[What to produce]: Set every record down verbatim and omit the pictures.

[Record excerpts]:

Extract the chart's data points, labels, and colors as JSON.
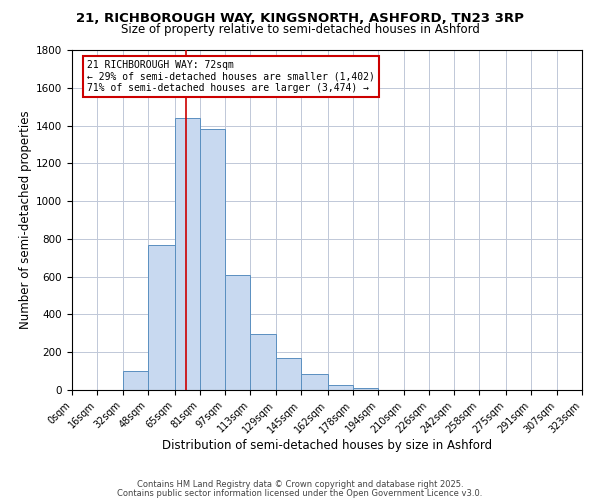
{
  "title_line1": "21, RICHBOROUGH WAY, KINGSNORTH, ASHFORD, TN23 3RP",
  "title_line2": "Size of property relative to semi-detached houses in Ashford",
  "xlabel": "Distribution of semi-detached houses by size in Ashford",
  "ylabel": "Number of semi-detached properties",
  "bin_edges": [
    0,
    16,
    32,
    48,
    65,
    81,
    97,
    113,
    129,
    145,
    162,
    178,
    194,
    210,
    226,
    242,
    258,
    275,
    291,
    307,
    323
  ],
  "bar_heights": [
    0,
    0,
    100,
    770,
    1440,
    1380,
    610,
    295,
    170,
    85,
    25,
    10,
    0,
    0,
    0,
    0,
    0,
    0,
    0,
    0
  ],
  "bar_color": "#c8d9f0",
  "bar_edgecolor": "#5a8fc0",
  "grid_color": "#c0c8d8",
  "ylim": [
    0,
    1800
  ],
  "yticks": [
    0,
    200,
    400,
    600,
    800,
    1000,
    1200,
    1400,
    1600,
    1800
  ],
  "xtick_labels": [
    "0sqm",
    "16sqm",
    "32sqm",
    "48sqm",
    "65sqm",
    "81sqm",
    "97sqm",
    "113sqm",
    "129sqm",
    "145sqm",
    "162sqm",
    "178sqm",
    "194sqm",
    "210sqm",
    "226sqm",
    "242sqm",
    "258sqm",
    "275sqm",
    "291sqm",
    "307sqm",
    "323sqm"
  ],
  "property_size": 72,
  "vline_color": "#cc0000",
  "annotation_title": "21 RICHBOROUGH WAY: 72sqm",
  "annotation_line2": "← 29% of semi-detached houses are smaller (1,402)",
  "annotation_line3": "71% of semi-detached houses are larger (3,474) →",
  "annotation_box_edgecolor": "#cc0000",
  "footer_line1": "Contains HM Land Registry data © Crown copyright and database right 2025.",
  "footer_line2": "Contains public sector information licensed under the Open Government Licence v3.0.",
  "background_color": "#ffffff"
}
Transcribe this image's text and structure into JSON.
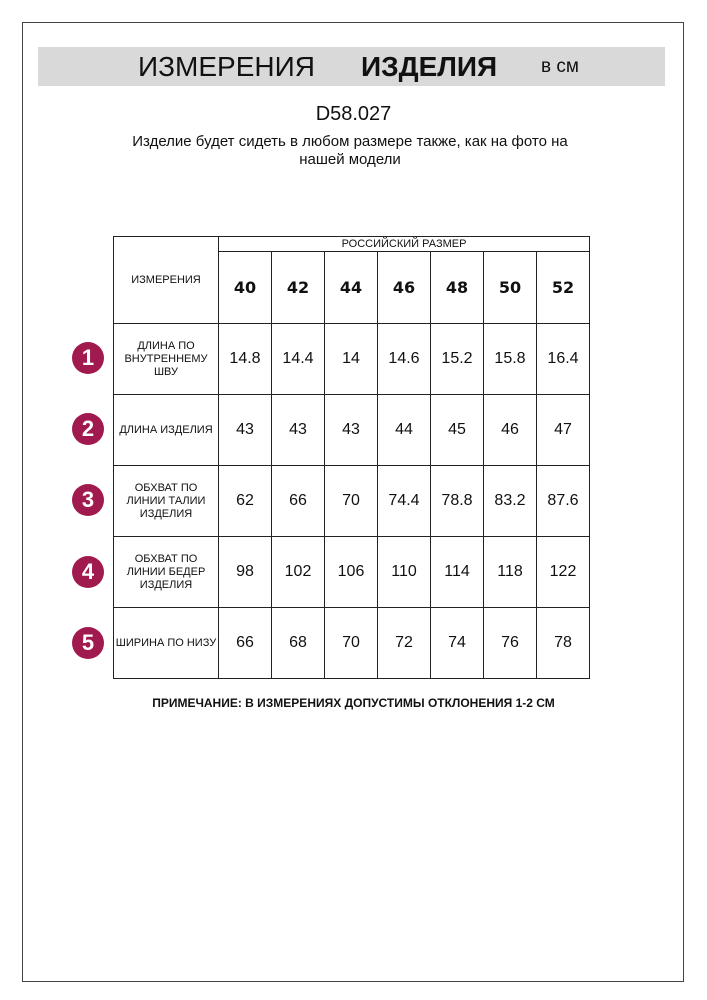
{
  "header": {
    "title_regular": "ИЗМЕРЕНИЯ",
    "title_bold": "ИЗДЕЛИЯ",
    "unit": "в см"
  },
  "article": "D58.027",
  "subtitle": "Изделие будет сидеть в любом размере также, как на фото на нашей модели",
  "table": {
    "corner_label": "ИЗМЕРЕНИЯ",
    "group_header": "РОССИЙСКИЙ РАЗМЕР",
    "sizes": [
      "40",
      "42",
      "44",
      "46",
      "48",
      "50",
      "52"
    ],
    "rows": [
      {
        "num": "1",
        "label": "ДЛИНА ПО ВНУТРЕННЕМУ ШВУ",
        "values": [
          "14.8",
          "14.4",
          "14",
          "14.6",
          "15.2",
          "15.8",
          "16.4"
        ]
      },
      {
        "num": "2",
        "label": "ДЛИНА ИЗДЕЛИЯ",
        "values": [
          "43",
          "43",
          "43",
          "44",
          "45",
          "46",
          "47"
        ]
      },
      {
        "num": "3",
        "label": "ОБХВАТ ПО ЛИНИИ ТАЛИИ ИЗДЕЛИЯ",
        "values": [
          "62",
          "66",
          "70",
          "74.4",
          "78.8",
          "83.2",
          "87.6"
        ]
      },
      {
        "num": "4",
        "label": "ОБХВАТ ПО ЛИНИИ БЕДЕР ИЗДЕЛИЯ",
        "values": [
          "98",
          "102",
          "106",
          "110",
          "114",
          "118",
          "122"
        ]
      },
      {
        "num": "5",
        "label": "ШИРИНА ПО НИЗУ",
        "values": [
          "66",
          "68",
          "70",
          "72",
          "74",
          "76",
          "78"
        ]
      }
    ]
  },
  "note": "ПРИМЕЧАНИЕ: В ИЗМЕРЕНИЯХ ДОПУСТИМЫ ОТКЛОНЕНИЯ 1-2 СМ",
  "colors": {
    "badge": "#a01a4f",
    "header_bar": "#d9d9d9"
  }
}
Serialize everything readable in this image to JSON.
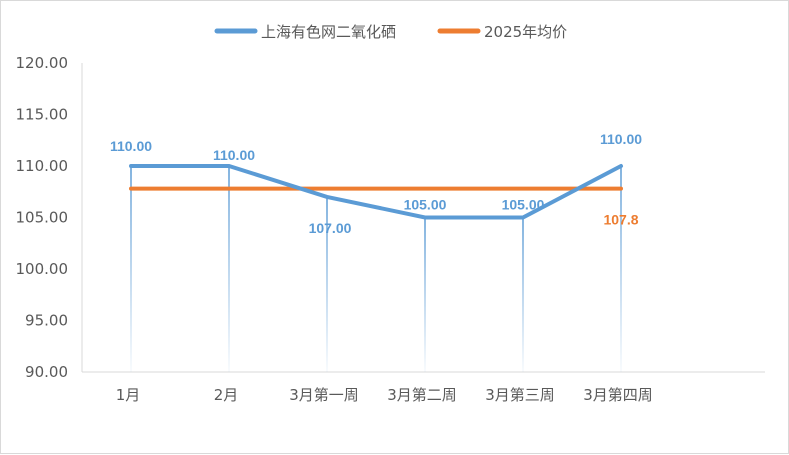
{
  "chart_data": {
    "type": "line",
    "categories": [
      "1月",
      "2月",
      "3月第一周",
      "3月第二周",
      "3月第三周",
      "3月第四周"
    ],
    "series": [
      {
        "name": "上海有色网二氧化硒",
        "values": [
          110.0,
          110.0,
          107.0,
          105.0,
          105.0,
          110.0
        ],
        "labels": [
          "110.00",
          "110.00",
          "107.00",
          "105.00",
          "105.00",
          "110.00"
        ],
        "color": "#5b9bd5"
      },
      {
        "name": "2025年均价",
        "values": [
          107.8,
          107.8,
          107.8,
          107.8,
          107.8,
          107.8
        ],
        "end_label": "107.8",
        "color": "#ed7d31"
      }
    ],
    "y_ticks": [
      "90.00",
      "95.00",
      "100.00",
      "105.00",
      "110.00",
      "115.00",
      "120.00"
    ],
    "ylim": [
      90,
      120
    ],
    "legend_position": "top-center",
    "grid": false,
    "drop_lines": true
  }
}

[Task solution]:
Extract the chart's data points, labels, and colors as JSON.
{
  "title_line1": "21, RICHBOROUGH WAY, KINGSNORTH, ASHFORD, TN23 3RP",
  "title_line2": "Size of property relative to semi-detached houses in Ashford",
  "xlabel": "Distribution of semi-detached houses by size in Ashford",
  "ylabel": "Number of semi-detached properties",
  "bin_edges": [
    0,
    16,
    32,
    48,
    65,
    81,
    97,
    113,
    129,
    145,
    162,
    178,
    194,
    210,
    226,
    242,
    258,
    275,
    291,
    307,
    323
  ],
  "bar_heights": [
    0,
    0,
    100,
    770,
    1440,
    1380,
    610,
    295,
    170,
    85,
    25,
    10,
    0,
    0,
    0,
    0,
    0,
    0,
    0,
    0
  ],
  "bar_color": "#c8d9f0",
  "bar_edgecolor": "#5a8fc0",
  "grid_color": "#c0c8d8",
  "ylim": [
    0,
    1800
  ],
  "yticks": [
    0,
    200,
    400,
    600,
    800,
    1000,
    1200,
    1400,
    1600,
    1800
  ],
  "xtick_labels": [
    "0sqm",
    "16sqm",
    "32sqm",
    "48sqm",
    "65sqm",
    "81sqm",
    "97sqm",
    "113sqm",
    "129sqm",
    "145sqm",
    "162sqm",
    "178sqm",
    "194sqm",
    "210sqm",
    "226sqm",
    "242sqm",
    "258sqm",
    "275sqm",
    "291sqm",
    "307sqm",
    "323sqm"
  ],
  "property_size": 72,
  "vline_color": "#cc0000",
  "annotation_title": "21 RICHBOROUGH WAY: 72sqm",
  "annotation_line2": "← 29% of semi-detached houses are smaller (1,402)",
  "annotation_line3": "71% of semi-detached houses are larger (3,474) →",
  "annotation_box_edgecolor": "#cc0000",
  "footer_line1": "Contains HM Land Registry data © Crown copyright and database right 2025.",
  "footer_line2": "Contains public sector information licensed under the Open Government Licence v3.0.",
  "background_color": "#ffffff"
}
Transcribe this image's text and structure into JSON.
{
  "header": {
    "title_regular": "ИЗМЕРЕНИЯ",
    "title_bold": "ИЗДЕЛИЯ",
    "unit": "в см"
  },
  "article": "D58.027",
  "subtitle": "Изделие будет сидеть в любом размере также, как на фото на нашей модели",
  "table": {
    "corner_label": "ИЗМЕРЕНИЯ",
    "group_header": "РОССИЙСКИЙ РАЗМЕР",
    "sizes": [
      "40",
      "42",
      "44",
      "46",
      "48",
      "50",
      "52"
    ],
    "rows": [
      {
        "num": "1",
        "label": "ДЛИНА ПО ВНУТРЕННЕМУ ШВУ",
        "values": [
          "14.8",
          "14.4",
          "14",
          "14.6",
          "15.2",
          "15.8",
          "16.4"
        ]
      },
      {
        "num": "2",
        "label": "ДЛИНА ИЗДЕЛИЯ",
        "values": [
          "43",
          "43",
          "43",
          "44",
          "45",
          "46",
          "47"
        ]
      },
      {
        "num": "3",
        "label": "ОБХВАТ ПО ЛИНИИ ТАЛИИ ИЗДЕЛИЯ",
        "values": [
          "62",
          "66",
          "70",
          "74.4",
          "78.8",
          "83.2",
          "87.6"
        ]
      },
      {
        "num": "4",
        "label": "ОБХВАТ ПО ЛИНИИ БЕДЕР ИЗДЕЛИЯ",
        "values": [
          "98",
          "102",
          "106",
          "110",
          "114",
          "118",
          "122"
        ]
      },
      {
        "num": "5",
        "label": "ШИРИНА ПО НИЗУ",
        "values": [
          "66",
          "68",
          "70",
          "72",
          "74",
          "76",
          "78"
        ]
      }
    ]
  },
  "note": "ПРИМЕЧАНИЕ: В ИЗМЕРЕНИЯХ ДОПУСТИМЫ ОТКЛОНЕНИЯ 1-2 СМ",
  "colors": {
    "badge": "#a01a4f",
    "header_bar": "#d9d9d9"
  }
}
Serialize everything readable in this image to JSON.
{
  "chart_data": {
    "type": "line",
    "categories": [
      "1月",
      "2月",
      "3月第一周",
      "3月第二周",
      "3月第三周",
      "3月第四周"
    ],
    "series": [
      {
        "name": "上海有色网二氧化硒",
        "values": [
          110.0,
          110.0,
          107.0,
          105.0,
          105.0,
          110.0
        ],
        "labels": [
          "110.00",
          "110.00",
          "107.00",
          "105.00",
          "105.00",
          "110.00"
        ],
        "color": "#5b9bd5"
      },
      {
        "name": "2025年均价",
        "values": [
          107.8,
          107.8,
          107.8,
          107.8,
          107.8,
          107.8
        ],
        "end_label": "107.8",
        "color": "#ed7d31"
      }
    ],
    "y_ticks": [
      "90.00",
      "95.00",
      "100.00",
      "105.00",
      "110.00",
      "115.00",
      "120.00"
    ],
    "ylim": [
      90,
      120
    ],
    "legend_position": "top-center",
    "grid": false,
    "drop_lines": true
  }
}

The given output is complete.